_Task instructions:_ Please return every record exactly as written, leaving out the pictures.

[Document page data]
■ ■ ■ ■ ■

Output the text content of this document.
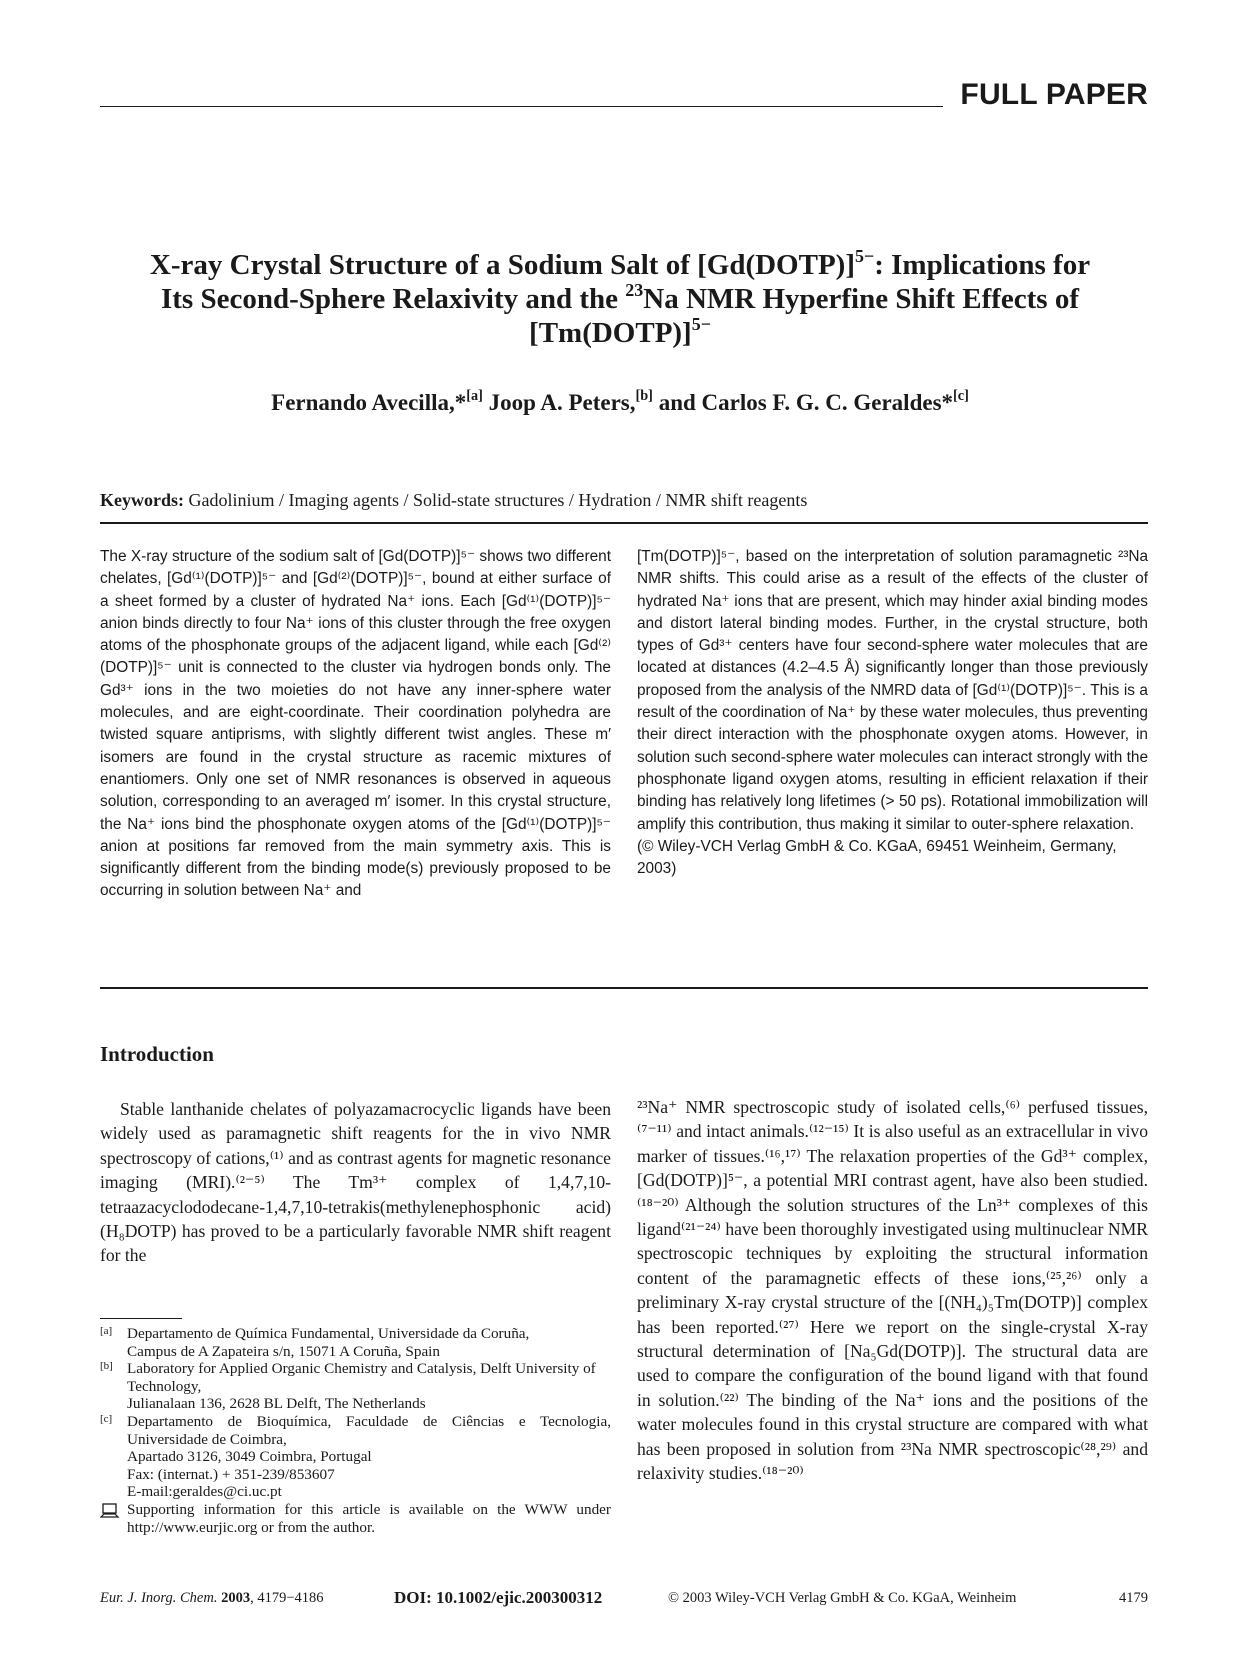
FULL PAPER
X-ray Crystal Structure of a Sodium Salt of [Gd(DOTP)]$^{5-}$: Implications for
Its Second-Sphere Relaxivity and the $^{23}$Na NMR Hyperfine Shift Effects of
[Tm(DOTP)]$^{5-}$
Fernando Avecilla,*[a] Joop A. Peters,[b] and Carlos F. G. C. Geraldes*[c]
Keywords: Gadolinium / Imaging agents / Solid-state structures / Hydration / NMR shift reagents
The X-ray structure of the sodium salt of [Gd(DOTP)]⁵⁻ shows two different chelates, [Gd⁽¹⁾(DOTP)]⁵⁻ and [Gd⁽²⁾(DOTP)]⁵⁻, bound at either surface of a sheet formed by a cluster of hydrated Na⁺ ions. Each [Gd⁽¹⁾(DOTP)]⁵⁻ anion binds directly to four Na⁺ ions of this cluster through the free oxygen atoms of the phosphonate groups of the adjacent ligand, while each [Gd⁽²⁾(DOTP)]⁵⁻ unit is connected to the cluster via hydrogen bonds only. The Gd³⁺ ions in the two moieties do not have any inner-sphere water molecules, and are eight-coordinate. Their coordination polyhedra are twisted square antiprisms, with slightly different twist angles. These m′ isomers are found in the crystal structure as racemic mixtures of enantiomers. Only one set of NMR resonances is observed in aqueous solution, corresponding to an averaged m′ isomer. In this crystal structure, the Na⁺ ions bind the phosphonate oxygen atoms of the [Gd⁽¹⁾(DOTP)]⁵⁻ anion at positions far removed from the main symmetry axis. This is significantly different from the binding mode(s) previously proposed to be occurring in solution between Na⁺ and
[Tm(DOTP)]⁵⁻, based on the interpretation of solution paramagnetic ²³Na NMR shifts. This could arise as a result of the effects of the cluster of hydrated Na⁺ ions that are present, which may hinder axial binding modes and distort lateral binding modes. Further, in the crystal structure, both types of Gd³⁺ centers have four second-sphere water molecules that are located at distances (4.2–4.5 Å) significantly longer than those previously proposed from the analysis of the NMRD data of [Gd⁽¹⁾(DOTP)]⁵⁻. This is a result of the coordination of Na⁺ by these water molecules, thus preventing their direct interaction with the phosphonate oxygen atoms. However, in solution such second-sphere water molecules can interact strongly with the phosphonate ligand oxygen atoms, resulting in efficient relaxation if their binding has relatively long lifetimes (> 50 ps). Rotational immobilization will amplify this contribution, thus making it similar to outer-sphere relaxation.
(© Wiley-VCH Verlag GmbH & Co. KGaA, 69451 Weinheim, Germany, 2003)
Introduction
Stable lanthanide chelates of polyazamacrocyclic ligands have been widely used as paramagnetic shift reagents for the in vivo NMR spectroscopy of cations,⁽¹⁾ and as contrast agents for magnetic resonance imaging (MRI).⁽²⁻⁵⁾ The Tm³⁺ complex of 1,4,7,10-tetraazacyclododecane-1,4,7,10-tetrakis(methylenephosphonic acid) (H₈DOTP) has proved to be a particularly favorable NMR shift reagent for the
²³Na⁺ NMR spectroscopic study of isolated cells,⁽⁶⁾ perfused tissues,⁽⁷⁻¹¹⁾ and intact animals.⁽¹²⁻¹⁵⁾ It is also useful as an extracellular in vivo marker of tissues.⁽¹⁶,¹⁷⁾ The relaxation properties of the Gd³⁺ complex, [Gd(DOTP)]⁵⁻, a potential MRI contrast agent, have also been studied.⁽¹⁸⁻²⁰⁾ Although the solution structures of the Ln³⁺ complexes of this ligand⁽²¹⁻²⁴⁾ have been thoroughly investigated using multinuclear NMR spectroscopic techniques by exploiting the structural information content of the paramagnetic effects of these ions,⁽²⁵,²⁶⁾ only a preliminary X-ray crystal structure of the [(NH₄)₅Tm(DOTP)] complex has been reported.⁽²⁷⁾ Here we report on the single-crystal X-ray structural determination of [Na₅Gd(DOTP)]. The structural data are used to compare the configuration of the bound ligand with that found in solution.⁽²²⁾ The binding of the Na⁺ ions and the positions of the water molecules found in this crystal structure are compared with what has been proposed in solution from ²³Na NMR spectroscopic⁽²⁸,²⁹⁾ and relaxivity studies.⁽¹⁸⁻²⁰⁾
[a] Departamento de Química Fundamental, Universidade da Coruña,
Campus de A Zapateira s/n, 15071 A Coruña, Spain
[b] Laboratory for Applied Organic Chemistry and Catalysis, Delft University of Technology,
Julianalaan 136, 2628 BL Delft, The Netherlands
[c] Departamento de Bioquímica, Faculdade de Ciências e Tecnologia, Universidade de Coimbra,
Apartado 3126, 3049 Coimbra, Portugal
Fax: (internat.) + 351-239/853607
E-mail:geraldes@ci.uc.pt
Supporting information for this article is available on the WWW under http://www.eurjic.org or from the author.
Eur. J. Inorg. Chem. 2003, 4179−4186	DOI: 10.1002/ejic.200300312	© 2003 Wiley-VCH Verlag GmbH & Co. KGaA, Weinheim	4179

■ ■ ■ ■ ■

_Answer to this task:_
Output the text content of this document.
FULL PAPER
X-ray Crystal Structure of a Sodium Salt of [Gd(DOTP)]$^{5-}$: Implications for
Its Second-Sphere Relaxivity and the $^{23}$Na NMR Hyperfine Shift Effects of
[Tm(DOTP)]$^{5-}$
Fernando Avecilla,*[a] Joop A. Peters,[b] and Carlos F. G. C. Geraldes*[c]
Keywords: Gadolinium / Imaging agents / Solid-state structures / Hydration / NMR shift reagents
The X-ray structure of the sodium salt of [Gd(DOTP)]⁵⁻ shows two different chelates, [Gd⁽¹⁾(DOTP)]⁵⁻ and [Gd⁽²⁾(DOTP)]⁵⁻, bound at either surface of a sheet formed by a cluster of hydrated Na⁺ ions. Each [Gd⁽¹⁾(DOTP)]⁵⁻ anion binds directly to four Na⁺ ions of this cluster through the free oxygen atoms of the phosphonate groups of the adjacent ligand, while each [Gd⁽²⁾(DOTP)]⁵⁻ unit is connected to the cluster via hydrogen bonds only. The Gd³⁺ ions in the two moieties do not have any inner-sphere water molecules, and are eight-coordinate. Their coordination polyhedra are twisted square antiprisms, with slightly different twist angles. These m′ isomers are found in the crystal structure as racemic mixtures of enantiomers. Only one set of NMR resonances is observed in aqueous solution, corresponding to an averaged m′ isomer. In this crystal structure, the Na⁺ ions bind the phosphonate oxygen atoms of the [Gd⁽¹⁾(DOTP)]⁵⁻ anion at positions far removed from the main symmetry axis. This is significantly different from the binding mode(s) previously proposed to be occurring in solution between Na⁺ and
[Tm(DOTP)]⁵⁻, based on the interpretation of solution paramagnetic ²³Na NMR shifts. This could arise as a result of the effects of the cluster of hydrated Na⁺ ions that are present, which may hinder axial binding modes and distort lateral binding modes. Further, in the crystal structure, both types of Gd³⁺ centers have four second-sphere water molecules that are located at distances (4.2–4.5 Å) significantly longer than those previously proposed from the analysis of the NMRD data of [Gd⁽¹⁾(DOTP)]⁵⁻. This is a result of the coordination of Na⁺ by these water molecules, thus preventing their direct interaction with the phosphonate oxygen atoms. However, in solution such second-sphere water molecules can interact strongly with the phosphonate ligand oxygen atoms, resulting in efficient relaxation if their binding has relatively long lifetimes (> 50 ps). Rotational immobilization will amplify this contribution, thus making it similar to outer-sphere relaxation.
(© Wiley-VCH Verlag GmbH & Co. KGaA, 69451 Weinheim, Germany, 2003)
Introduction
Stable lanthanide chelates of polyazamacrocyclic ligands have been widely used as paramagnetic shift reagents for the in vivo NMR spectroscopy of cations,⁽¹⁾ and as contrast agents for magnetic resonance imaging (MRI).⁽²⁻⁵⁾ The Tm³⁺ complex of 1,4,7,10-tetraazacyclododecane-1,4,7,10-tetrakis(methylenephosphonic acid) (H₈DOTP) has proved to be a particularly favorable NMR shift reagent for the
²³Na⁺ NMR spectroscopic study of isolated cells,⁽⁶⁾ perfused tissues,⁽⁷⁻¹¹⁾ and intact animals.⁽¹²⁻¹⁵⁾ It is also useful as an extracellular in vivo marker of tissues.⁽¹⁶,¹⁷⁾ The relaxation properties of the Gd³⁺ complex, [Gd(DOTP)]⁵⁻, a potential MRI contrast agent, have also been studied.⁽¹⁸⁻²⁰⁾ Although the solution structures of the Ln³⁺ complexes of this ligand⁽²¹⁻²⁴⁾ have been thoroughly investigated using multinuclear NMR spectroscopic techniques by exploiting the structural information content of the paramagnetic effects of these ions,⁽²⁵,²⁶⁾ only a preliminary X-ray crystal structure of the [(NH₄)₅Tm(DOTP)] complex has been reported.⁽²⁷⁾ Here we report on the single-crystal X-ray structural determination of [Na₅Gd(DOTP)]. The structural data are used to compare the configuration of the bound ligand with that found in solution.⁽²²⁾ The binding of the Na⁺ ions and the positions of the water molecules found in this crystal structure are compared with what has been proposed in solution from ²³Na NMR spectroscopic⁽²⁸,²⁹⁾ and relaxivity studies.⁽¹⁸⁻²⁰⁾
[a] Departamento de Química Fundamental, Universidade da Coruña,
Campus de A Zapateira s/n, 15071 A Coruña, Spain
[b] Laboratory for Applied Organic Chemistry and Catalysis, Delft University of Technology,
Julianalaan 136, 2628 BL Delft, The Netherlands
[c] Departamento de Bioquímica, Faculdade de Ciências e Tecnologia, Universidade de Coimbra,
Apartado 3126, 3049 Coimbra, Portugal
Fax: (internat.) + 351-239/853607
E-mail:geraldes@ci.uc.pt
Supporting information for this article is available on the WWW under http://www.eurjic.org or from the author.
Eur. J. Inorg. Chem. 2003, 4179−4186	DOI: 10.1002/ejic.200300312	© 2003 Wiley-VCH Verlag GmbH & Co. KGaA, Weinheim	4179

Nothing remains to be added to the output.